[EXERCISE BRIEF]
Print only the line with "Decode this image" and the lines after it, ending with the last line of the material, each exactly as it stands.

### DATA LISTING

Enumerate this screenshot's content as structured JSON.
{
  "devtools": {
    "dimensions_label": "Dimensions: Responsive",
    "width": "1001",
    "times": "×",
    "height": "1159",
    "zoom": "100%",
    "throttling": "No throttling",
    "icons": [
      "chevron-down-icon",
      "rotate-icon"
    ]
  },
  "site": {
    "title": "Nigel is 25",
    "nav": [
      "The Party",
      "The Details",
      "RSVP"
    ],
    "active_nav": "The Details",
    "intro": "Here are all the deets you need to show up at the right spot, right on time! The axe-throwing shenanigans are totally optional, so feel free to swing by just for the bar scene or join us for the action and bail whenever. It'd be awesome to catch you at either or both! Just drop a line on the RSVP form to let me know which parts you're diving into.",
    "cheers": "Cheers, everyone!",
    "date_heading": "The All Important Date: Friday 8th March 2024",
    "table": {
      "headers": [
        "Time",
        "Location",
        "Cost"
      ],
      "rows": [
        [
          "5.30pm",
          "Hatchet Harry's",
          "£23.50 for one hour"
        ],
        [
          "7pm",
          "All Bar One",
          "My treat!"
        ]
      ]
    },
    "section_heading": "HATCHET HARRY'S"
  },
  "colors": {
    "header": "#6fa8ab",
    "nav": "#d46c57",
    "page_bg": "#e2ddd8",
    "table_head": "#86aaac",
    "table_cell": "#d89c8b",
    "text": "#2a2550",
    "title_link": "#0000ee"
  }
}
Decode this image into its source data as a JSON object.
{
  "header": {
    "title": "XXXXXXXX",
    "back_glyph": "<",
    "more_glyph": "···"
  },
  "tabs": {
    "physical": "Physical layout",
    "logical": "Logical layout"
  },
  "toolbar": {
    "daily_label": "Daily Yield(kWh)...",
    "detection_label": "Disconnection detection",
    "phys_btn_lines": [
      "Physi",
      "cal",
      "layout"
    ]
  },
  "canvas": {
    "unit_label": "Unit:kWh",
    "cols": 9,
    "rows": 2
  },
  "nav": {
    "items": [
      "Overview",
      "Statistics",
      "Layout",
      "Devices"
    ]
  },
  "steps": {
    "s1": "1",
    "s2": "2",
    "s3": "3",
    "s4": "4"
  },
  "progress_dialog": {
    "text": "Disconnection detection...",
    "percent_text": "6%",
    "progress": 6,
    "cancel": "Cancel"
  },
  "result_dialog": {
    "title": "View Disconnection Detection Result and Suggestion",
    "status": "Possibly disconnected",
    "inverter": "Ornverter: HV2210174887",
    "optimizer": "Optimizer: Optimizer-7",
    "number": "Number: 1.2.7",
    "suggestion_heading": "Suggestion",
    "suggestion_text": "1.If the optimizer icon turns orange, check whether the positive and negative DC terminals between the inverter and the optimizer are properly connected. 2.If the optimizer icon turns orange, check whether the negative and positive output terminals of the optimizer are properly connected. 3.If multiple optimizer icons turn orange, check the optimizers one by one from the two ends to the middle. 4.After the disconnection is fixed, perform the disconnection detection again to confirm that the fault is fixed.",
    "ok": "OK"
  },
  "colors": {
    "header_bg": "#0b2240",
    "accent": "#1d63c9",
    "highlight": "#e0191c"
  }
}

######

[OUTPUT FOR THIS TASK]
Decode this image into its source data as a JSON object.
{
  "header": {
    "title": "XXXXXXXX",
    "back_glyph": "<",
    "more_glyph": "···"
  },
  "tabs": {
    "physical": "Physical layout",
    "logical": "Logical layout"
  },
  "toolbar": {
    "daily_label": "Daily Yield(kWh)...",
    "detection_label": "Disconnection detection",
    "phys_btn_lines": [
      "Physi",
      "cal",
      "layout"
    ]
  },
  "canvas": {
    "unit_label": "Unit:kWh",
    "cols": 9,
    "rows": 2
  },
  "nav": {
    "items": [
      "Overview",
      "Statistics",
      "Layout",
      "Devices"
    ]
  },
  "steps": {
    "s1": "1",
    "s2": "2",
    "s3": "3",
    "s4": "4"
  },
  "progress_dialog": {
    "text": "Disconnection detection...",
    "percent_text": "6%",
    "progress": 6,
    "cancel": "Cancel"
  },
  "result_dialog": {
    "title": "View Disconnection Detection Result and Suggestion",
    "status": "Possibly disconnected",
    "inverter": "Ornverter: HV2210174887",
    "optimizer": "Optimizer: Optimizer-7",
    "number": "Number: 1.2.7",
    "suggestion_heading": "Suggestion",
    "suggestion_text": "1.If the optimizer icon turns orange, check whether the positive and negative DC terminals between the inverter and the optimizer are properly connected. 2.If the optimizer icon turns orange, check whether the negative and positive output terminals of the optimizer are properly connected. 3.If multiple optimizer icons turn orange, check the optimizers one by one from the two ends to the middle. 4.After the disconnection is fixed, perform the disconnection detection again to confirm that the fault is fixed.",
    "ok": "OK"
  },
  "colors": {
    "header_bg": "#0b2240",
    "accent": "#1d63c9",
    "highlight": "#e0191c"
  }
}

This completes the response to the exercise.